■ SET EXERCISE
Look for "with" in the listing below. Gather each line that contains it.

■ Figure record extracts
+---+

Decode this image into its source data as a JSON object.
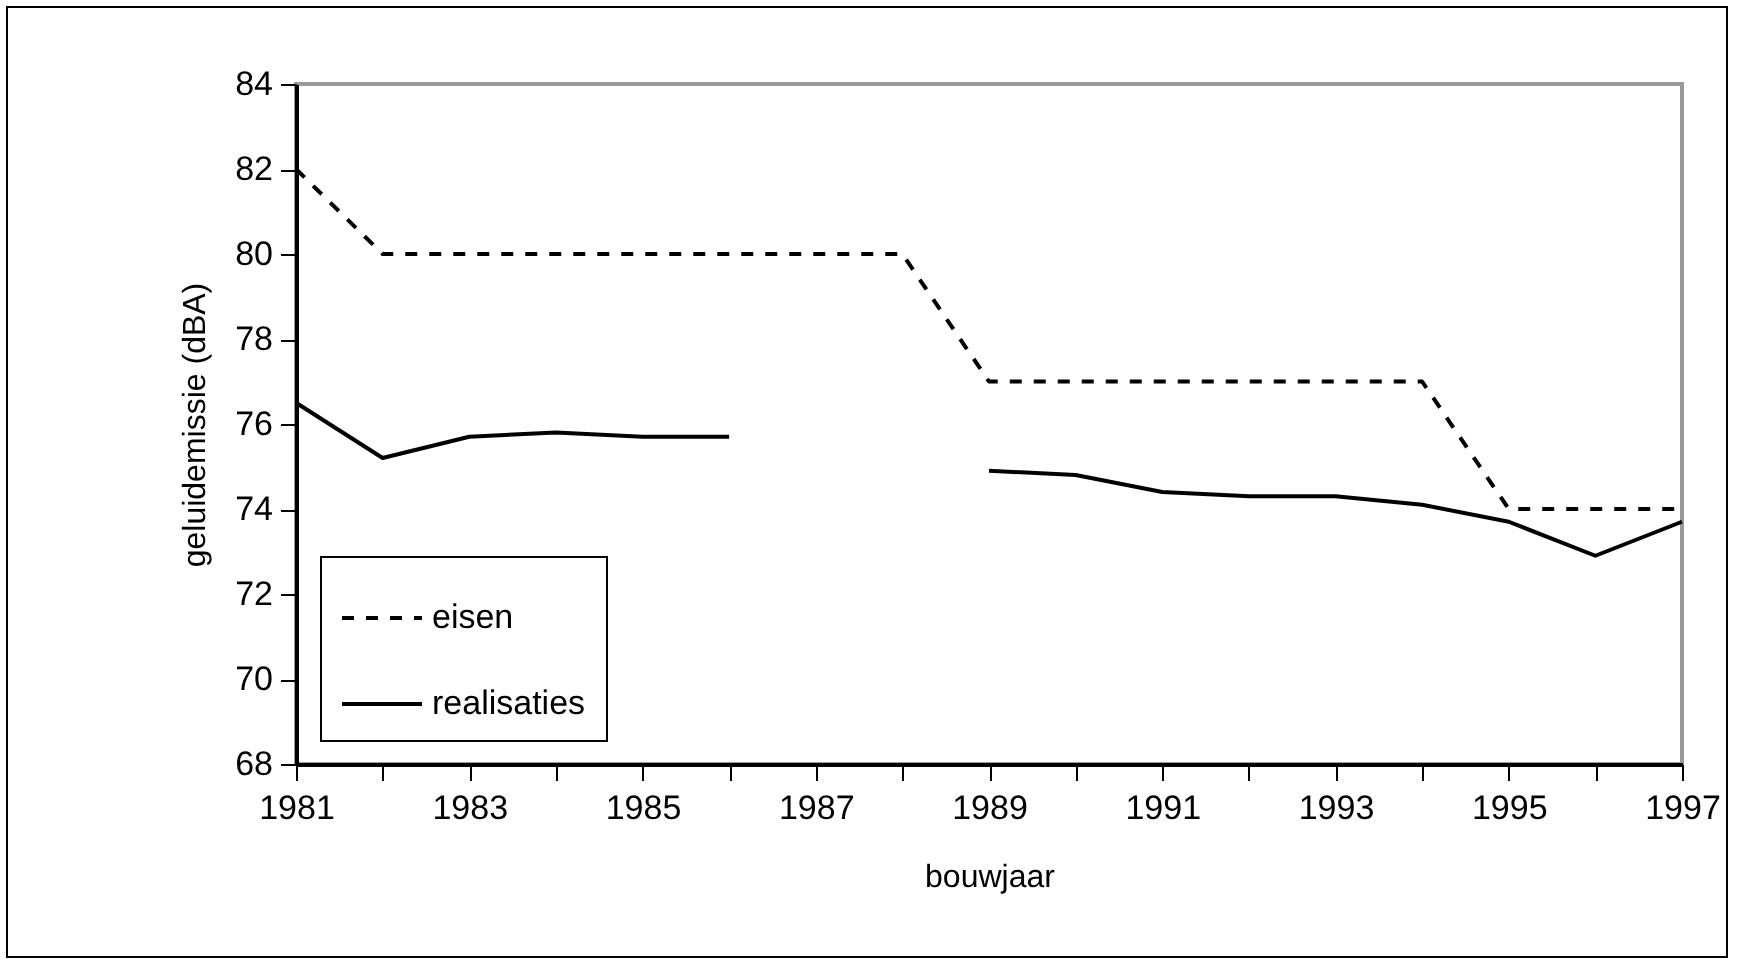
{
  "chart_data": {
    "type": "line",
    "xlabel": "bouwjaar",
    "ylabel": "geluidemissie (dBA)",
    "x": [
      1981,
      1982,
      1983,
      1984,
      1985,
      1986,
      1987,
      1988,
      1989,
      1990,
      1991,
      1992,
      1993,
      1994,
      1995,
      1996,
      1997
    ],
    "series": [
      {
        "name": "eisen",
        "color": "#000000",
        "line_style": "dashed",
        "values": [
          82,
          80,
          80,
          80,
          80,
          80,
          80,
          80,
          77,
          77,
          77,
          77,
          77,
          77,
          74,
          74,
          74
        ]
      },
      {
        "name": "realisaties",
        "color": "#000000",
        "line_style": "solid",
        "values": [
          76.5,
          75.2,
          75.7,
          75.8,
          75.7,
          75.7,
          null,
          null,
          74.9,
          74.8,
          74.4,
          74.3,
          74.3,
          74.1,
          73.7,
          72.9,
          73.7
        ]
      }
    ],
    "xlim": [
      1981,
      1997
    ],
    "xticks": [
      1981,
      {
        "value": 1982,
        "label": null
      },
      1983,
      {
        "value": 1984,
        "label": null
      },
      1985,
      {
        "value": 1986,
        "label": null
      },
      1987,
      {
        "value": 1988,
        "label": null
      },
      1989,
      {
        "value": 1990,
        "label": null
      },
      1991,
      {
        "value": 1992,
        "label": null
      },
      1993,
      {
        "value": 1994,
        "label": null
      },
      1995,
      {
        "value": 1996,
        "label": null
      },
      1997
    ],
    "ylim": [
      68,
      84
    ],
    "yticks": [
      68,
      70,
      72,
      74,
      76,
      78,
      80,
      82,
      84
    ],
    "grid": false,
    "legend": "bottom left",
    "marker": "none"
  }
}
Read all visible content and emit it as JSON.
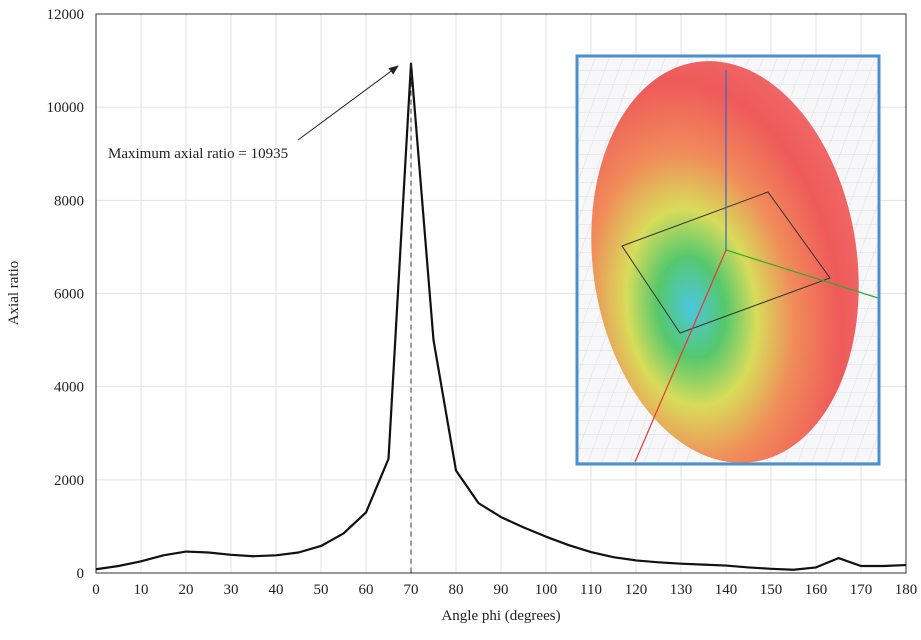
{
  "chart_data": {
    "type": "line",
    "x_label": "Angle phi (degrees)",
    "y_label": "Axial ratio",
    "annotation": "Maximum axial ratio = 10935",
    "x": [
      0,
      5,
      10,
      15,
      20,
      25,
      30,
      35,
      40,
      45,
      50,
      55,
      60,
      65,
      70,
      75,
      80,
      85,
      90,
      95,
      100,
      105,
      110,
      115,
      120,
      125,
      130,
      135,
      140,
      145,
      150,
      155,
      160,
      165,
      170,
      175,
      180
    ],
    "values": [
      80,
      150,
      250,
      380,
      460,
      440,
      390,
      360,
      380,
      440,
      580,
      850,
      1300,
      2450,
      10935,
      5000,
      2200,
      1500,
      1200,
      980,
      780,
      600,
      450,
      340,
      270,
      230,
      200,
      180,
      160,
      120,
      90,
      70,
      120,
      320,
      150,
      150,
      170
    ],
    "color": "#111111",
    "xlim": [
      0,
      180
    ],
    "xticks": [
      0,
      10,
      20,
      30,
      40,
      50,
      60,
      70,
      80,
      90,
      100,
      110,
      120,
      130,
      140,
      150,
      160,
      170,
      180
    ],
    "ylim": [
      0,
      12000
    ],
    "yticks": [
      0,
      2000,
      4000,
      6000,
      8000,
      10000,
      12000
    ],
    "grid": true
  }
}
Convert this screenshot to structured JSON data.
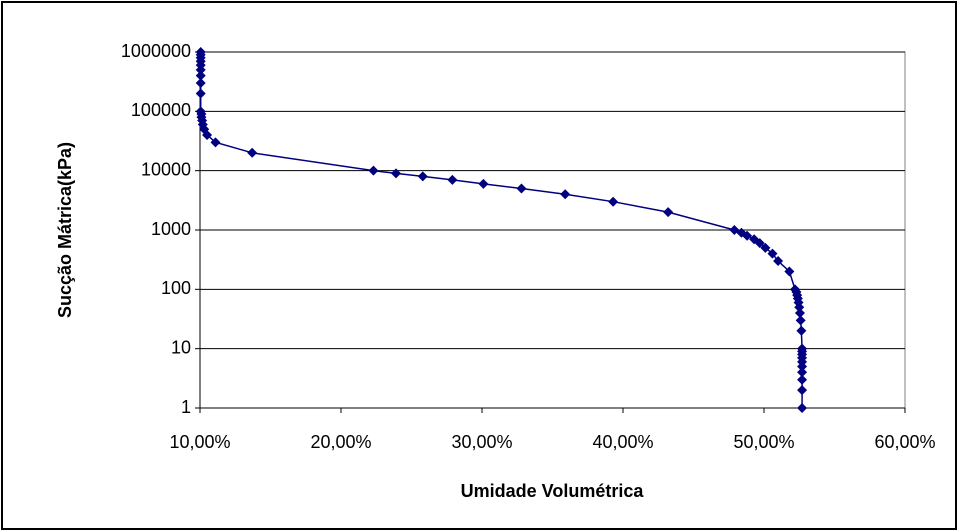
{
  "chart_data": {
    "type": "line",
    "x_label": "Umidade Volumétrica",
    "y_label": "Sucção Mátrica(kPa)",
    "x": [
      10.05,
      10.05,
      10.05,
      10.05,
      10.05,
      10.05,
      10.05,
      10.05,
      10.05,
      10.05,
      10.1,
      10.1,
      10.15,
      10.2,
      10.3,
      10.5,
      11.1,
      13.7,
      22.3,
      23.9,
      25.8,
      27.9,
      30.1,
      32.8,
      35.9,
      39.3,
      43.2,
      47.9,
      48.4,
      48.8,
      49.3,
      49.7,
      50.1,
      50.6,
      51.0,
      51.8,
      52.2,
      52.3,
      52.35,
      52.4,
      52.45,
      52.5,
      52.55,
      52.6,
      52.65,
      52.7,
      52.7,
      52.7,
      52.7,
      52.7,
      52.7,
      52.7,
      52.7,
      52.7,
      52.7
    ],
    "values": [
      1000000,
      900000,
      800000,
      700000,
      600000,
      500000,
      400000,
      300000,
      200000,
      100000,
      90000,
      80000,
      70000,
      60000,
      50000,
      40000,
      30000,
      20000,
      10000,
      9000,
      8000,
      7000,
      6000,
      5000,
      4000,
      3000,
      2000,
      1000,
      900,
      800,
      700,
      600,
      500,
      400,
      300,
      200,
      100,
      90,
      80,
      70,
      60,
      50,
      40,
      30,
      20,
      10,
      9,
      8,
      7,
      6,
      5,
      4,
      3,
      2,
      1
    ],
    "color": "#000080",
    "xlim": [
      10,
      60
    ],
    "xticks": [
      {
        "value": 10,
        "label": "10,00%"
      },
      {
        "value": 20,
        "label": "20,00%"
      },
      {
        "value": 30,
        "label": "30,00%"
      },
      {
        "value": 40,
        "label": "40,00%"
      },
      {
        "value": 50,
        "label": "50,00%"
      },
      {
        "value": 60,
        "label": "60,00%"
      }
    ],
    "ylim": [
      1,
      1000000
    ],
    "yticks": [
      1,
      10,
      100,
      1000,
      10000,
      100000,
      1000000
    ],
    "y_log_scale": true,
    "grid": true
  }
}
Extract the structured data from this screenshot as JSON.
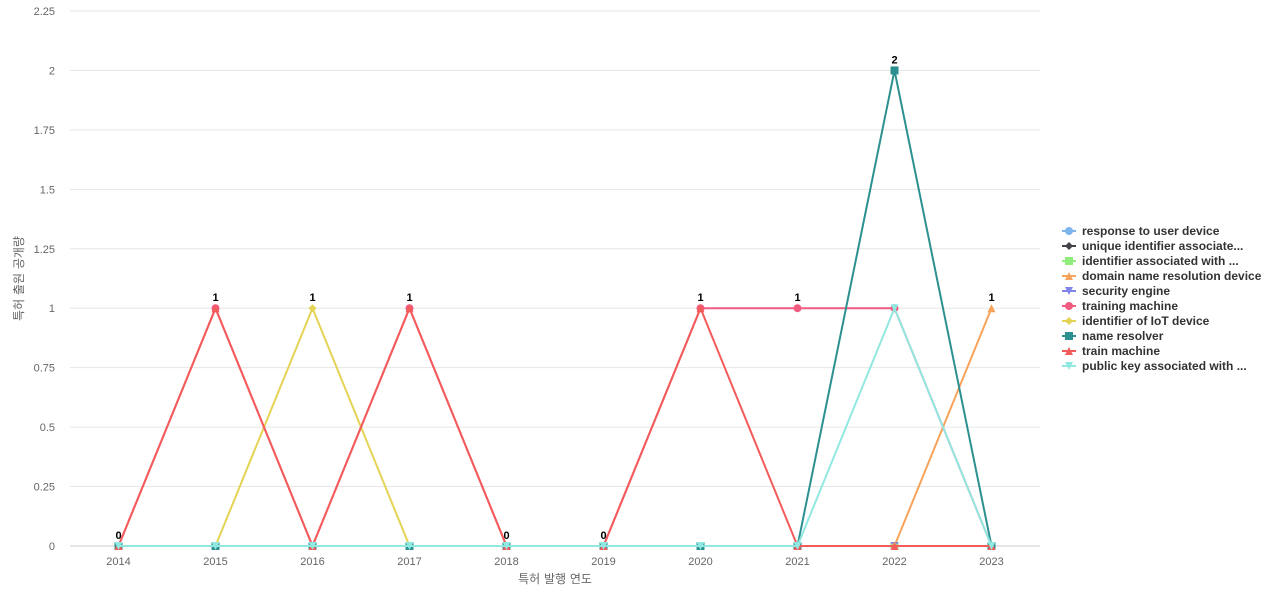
{
  "chart_data": {
    "type": "line",
    "title": "",
    "xlabel": "특허 발행 연도",
    "ylabel": "특허 출원 공개량",
    "x": [
      "2014",
      "2015",
      "2016",
      "2017",
      "2018",
      "2019",
      "2020",
      "2021",
      "2022",
      "2023"
    ],
    "ylim": [
      0,
      2.25
    ],
    "yticks": [
      "0",
      "0.25",
      "0.5",
      "0.75",
      "1",
      "1.25",
      "1.5",
      "1.75",
      "2",
      "2.25"
    ],
    "grid": "horizontal",
    "legend_position": "right",
    "series": [
      {
        "name": "response to user device",
        "color": "#7cb5ec",
        "marker": "circle",
        "values": [
          0,
          0,
          0,
          0,
          0,
          0,
          0,
          0,
          0,
          0
        ]
      },
      {
        "name": "unique identifier associate...",
        "color": "#434348",
        "marker": "diamond",
        "values": [
          0,
          0,
          0,
          0,
          0,
          0,
          0,
          0,
          0,
          0
        ]
      },
      {
        "name": "identifier associated with ...",
        "color": "#90ed7d",
        "marker": "square",
        "values": [
          0,
          0,
          0,
          0,
          0,
          0,
          0,
          0,
          0,
          0
        ]
      },
      {
        "name": "domain name resolution device",
        "color": "#f7a35c",
        "marker": "triangle",
        "values": [
          0,
          0,
          0,
          0,
          0,
          0,
          0,
          0,
          0,
          1
        ]
      },
      {
        "name": "security engine",
        "color": "#8085e9",
        "marker": "triangle-down",
        "values": [
          0,
          0,
          0,
          0,
          0,
          0,
          0,
          0,
          0,
          0
        ]
      },
      {
        "name": "training machine",
        "color": "#f15c80",
        "marker": "circle",
        "values": [
          0,
          1,
          0,
          1,
          0,
          0,
          1,
          1,
          1,
          0
        ]
      },
      {
        "name": "identifier of IoT device",
        "color": "#e4d354",
        "marker": "diamond",
        "values": [
          0,
          0,
          1,
          0,
          0,
          0,
          0,
          0,
          0,
          0
        ]
      },
      {
        "name": "name resolver",
        "color": "#2b908f",
        "marker": "square",
        "values": [
          0,
          0,
          0,
          0,
          0,
          0,
          0,
          0,
          2,
          0
        ]
      },
      {
        "name": "train machine",
        "color": "#f45b5b",
        "marker": "triangle",
        "values": [
          0,
          1,
          0,
          1,
          0,
          0,
          1,
          0,
          0,
          0
        ]
      },
      {
        "name": "public key associated with ...",
        "color": "#91e8e1",
        "marker": "triangle-down",
        "values": [
          0,
          0,
          0,
          0,
          0,
          0,
          0,
          0,
          1,
          0
        ]
      }
    ],
    "data_labels": [
      "0",
      "1",
      "1",
      "1",
      "0",
      "0",
      "1",
      "1",
      "2",
      "1"
    ]
  }
}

+---+

■ EXERCISE OUTPUT
        "name": "identifier associated with ...",
        "name": "public key associated with ...",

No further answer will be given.